EXERCISE PROMPT: Which lines below hold the word "color"? Report each one.

WORKING DATA:
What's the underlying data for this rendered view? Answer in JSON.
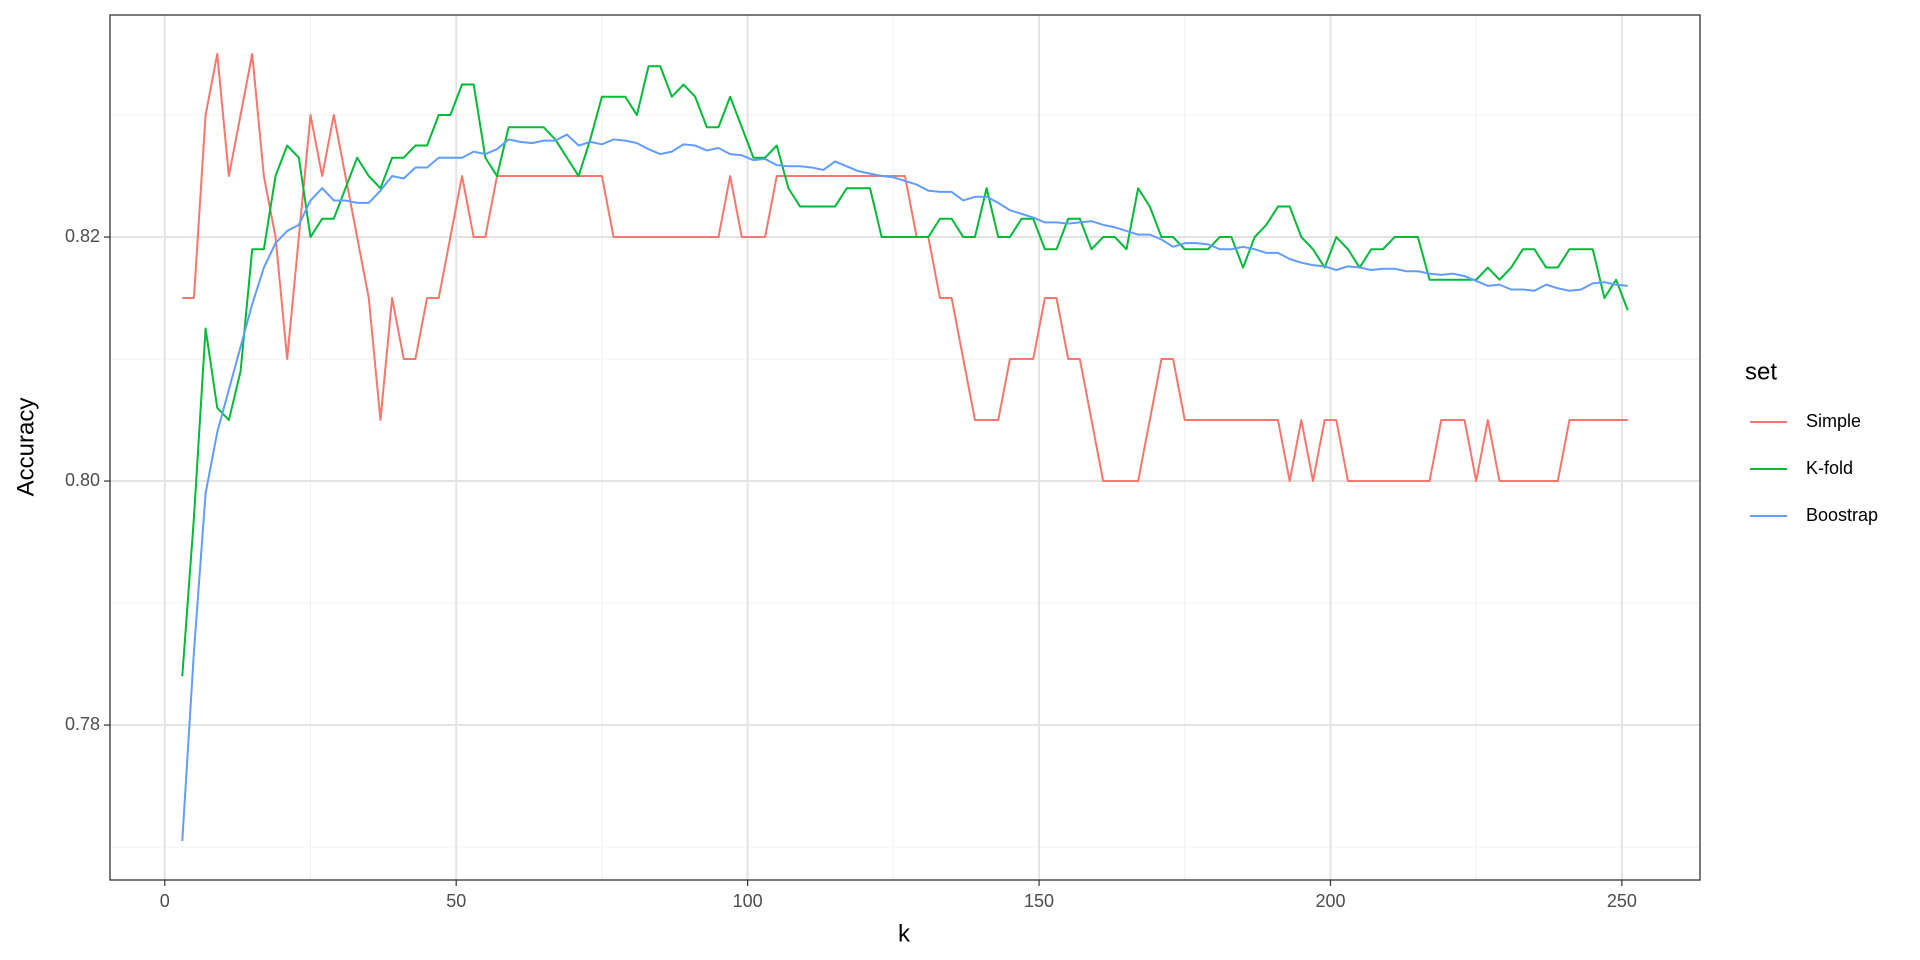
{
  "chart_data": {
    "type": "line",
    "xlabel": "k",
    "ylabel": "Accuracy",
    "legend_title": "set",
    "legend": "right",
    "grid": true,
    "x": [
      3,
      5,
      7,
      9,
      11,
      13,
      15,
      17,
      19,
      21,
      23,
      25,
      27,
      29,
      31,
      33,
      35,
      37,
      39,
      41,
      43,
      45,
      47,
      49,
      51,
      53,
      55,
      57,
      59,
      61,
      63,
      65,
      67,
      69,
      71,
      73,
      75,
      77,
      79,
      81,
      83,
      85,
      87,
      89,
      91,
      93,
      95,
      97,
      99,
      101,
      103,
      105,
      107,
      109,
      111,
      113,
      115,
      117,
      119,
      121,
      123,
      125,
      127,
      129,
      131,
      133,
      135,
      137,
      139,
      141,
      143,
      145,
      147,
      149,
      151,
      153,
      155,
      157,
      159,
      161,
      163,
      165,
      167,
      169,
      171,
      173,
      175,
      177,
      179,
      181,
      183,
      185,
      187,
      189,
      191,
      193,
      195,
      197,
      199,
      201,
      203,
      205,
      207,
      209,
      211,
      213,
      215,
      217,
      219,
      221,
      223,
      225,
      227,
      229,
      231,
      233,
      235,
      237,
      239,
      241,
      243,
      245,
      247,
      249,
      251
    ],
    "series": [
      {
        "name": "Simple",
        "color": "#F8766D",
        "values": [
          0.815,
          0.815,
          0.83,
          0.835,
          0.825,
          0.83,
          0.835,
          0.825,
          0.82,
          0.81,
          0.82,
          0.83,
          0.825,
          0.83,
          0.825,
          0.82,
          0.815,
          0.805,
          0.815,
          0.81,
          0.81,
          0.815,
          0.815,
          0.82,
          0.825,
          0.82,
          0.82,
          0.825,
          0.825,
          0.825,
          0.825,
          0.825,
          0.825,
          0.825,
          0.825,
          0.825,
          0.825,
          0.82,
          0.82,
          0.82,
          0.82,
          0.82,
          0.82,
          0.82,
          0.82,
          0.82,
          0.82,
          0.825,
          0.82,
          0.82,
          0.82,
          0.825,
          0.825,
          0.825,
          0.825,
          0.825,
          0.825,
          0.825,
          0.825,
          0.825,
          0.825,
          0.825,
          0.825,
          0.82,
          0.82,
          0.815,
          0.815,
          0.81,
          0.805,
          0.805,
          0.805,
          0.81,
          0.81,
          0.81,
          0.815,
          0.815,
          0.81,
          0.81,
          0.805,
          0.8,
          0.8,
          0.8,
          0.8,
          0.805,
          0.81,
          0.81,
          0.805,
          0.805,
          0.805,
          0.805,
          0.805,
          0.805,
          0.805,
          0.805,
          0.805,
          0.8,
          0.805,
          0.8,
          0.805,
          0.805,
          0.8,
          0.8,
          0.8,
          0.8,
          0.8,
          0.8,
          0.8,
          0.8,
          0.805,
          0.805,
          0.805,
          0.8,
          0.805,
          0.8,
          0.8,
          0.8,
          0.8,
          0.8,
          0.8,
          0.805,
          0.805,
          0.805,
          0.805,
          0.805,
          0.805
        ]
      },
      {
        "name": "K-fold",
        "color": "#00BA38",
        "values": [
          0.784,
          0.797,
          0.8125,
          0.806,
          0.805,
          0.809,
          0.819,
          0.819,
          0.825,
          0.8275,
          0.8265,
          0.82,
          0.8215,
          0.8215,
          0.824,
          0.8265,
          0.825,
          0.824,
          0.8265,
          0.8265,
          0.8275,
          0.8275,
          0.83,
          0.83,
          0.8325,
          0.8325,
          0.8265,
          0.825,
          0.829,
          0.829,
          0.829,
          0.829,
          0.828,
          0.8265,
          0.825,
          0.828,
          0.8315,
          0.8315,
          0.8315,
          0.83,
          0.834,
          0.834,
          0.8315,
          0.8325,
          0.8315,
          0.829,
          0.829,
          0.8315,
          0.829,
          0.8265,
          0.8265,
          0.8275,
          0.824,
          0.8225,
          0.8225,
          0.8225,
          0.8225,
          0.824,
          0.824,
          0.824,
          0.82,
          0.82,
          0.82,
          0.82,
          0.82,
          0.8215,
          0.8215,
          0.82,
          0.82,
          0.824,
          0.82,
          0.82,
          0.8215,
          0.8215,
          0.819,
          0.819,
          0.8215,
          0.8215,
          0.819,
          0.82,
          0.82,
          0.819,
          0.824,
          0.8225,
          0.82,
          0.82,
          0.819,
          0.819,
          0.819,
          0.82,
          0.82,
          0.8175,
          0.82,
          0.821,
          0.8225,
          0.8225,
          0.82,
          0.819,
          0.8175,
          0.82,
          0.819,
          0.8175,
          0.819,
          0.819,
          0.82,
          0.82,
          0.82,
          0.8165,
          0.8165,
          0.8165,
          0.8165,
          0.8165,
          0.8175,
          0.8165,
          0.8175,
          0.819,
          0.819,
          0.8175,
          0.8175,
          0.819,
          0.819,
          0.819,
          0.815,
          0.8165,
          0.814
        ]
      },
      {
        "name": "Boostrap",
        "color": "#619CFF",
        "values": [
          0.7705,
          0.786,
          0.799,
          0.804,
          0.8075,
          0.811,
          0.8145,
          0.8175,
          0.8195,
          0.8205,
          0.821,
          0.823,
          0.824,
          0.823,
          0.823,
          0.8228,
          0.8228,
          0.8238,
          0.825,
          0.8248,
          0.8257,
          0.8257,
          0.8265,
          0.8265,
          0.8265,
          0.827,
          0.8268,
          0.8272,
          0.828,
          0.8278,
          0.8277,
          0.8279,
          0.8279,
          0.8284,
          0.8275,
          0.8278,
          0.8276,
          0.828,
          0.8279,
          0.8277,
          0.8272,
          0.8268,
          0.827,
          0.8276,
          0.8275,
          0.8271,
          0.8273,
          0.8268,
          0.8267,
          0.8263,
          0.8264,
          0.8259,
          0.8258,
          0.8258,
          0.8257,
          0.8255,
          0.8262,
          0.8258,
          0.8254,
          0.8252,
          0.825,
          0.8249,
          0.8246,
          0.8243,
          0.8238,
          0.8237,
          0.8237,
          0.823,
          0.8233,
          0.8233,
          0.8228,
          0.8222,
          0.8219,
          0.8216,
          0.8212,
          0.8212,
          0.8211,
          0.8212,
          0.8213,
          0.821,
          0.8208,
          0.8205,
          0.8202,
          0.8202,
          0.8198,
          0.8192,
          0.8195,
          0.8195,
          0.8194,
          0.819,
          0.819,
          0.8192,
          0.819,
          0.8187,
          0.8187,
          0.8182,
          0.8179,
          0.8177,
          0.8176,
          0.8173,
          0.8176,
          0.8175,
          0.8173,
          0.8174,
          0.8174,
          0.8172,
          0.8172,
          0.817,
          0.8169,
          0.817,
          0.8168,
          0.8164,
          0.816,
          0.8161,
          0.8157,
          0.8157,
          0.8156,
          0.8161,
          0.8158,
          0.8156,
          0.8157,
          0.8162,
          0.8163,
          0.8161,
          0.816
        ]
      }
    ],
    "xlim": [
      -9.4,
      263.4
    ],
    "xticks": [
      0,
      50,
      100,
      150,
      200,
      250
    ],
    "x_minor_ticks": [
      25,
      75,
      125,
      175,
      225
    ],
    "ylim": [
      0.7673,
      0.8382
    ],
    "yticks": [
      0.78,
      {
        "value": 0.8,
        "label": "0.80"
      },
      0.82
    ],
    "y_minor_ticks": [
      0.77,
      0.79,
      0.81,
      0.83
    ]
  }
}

SOLUTION:
        "color": "#F8766D",
        "color": "#00BA38",
        "color": "#619CFF",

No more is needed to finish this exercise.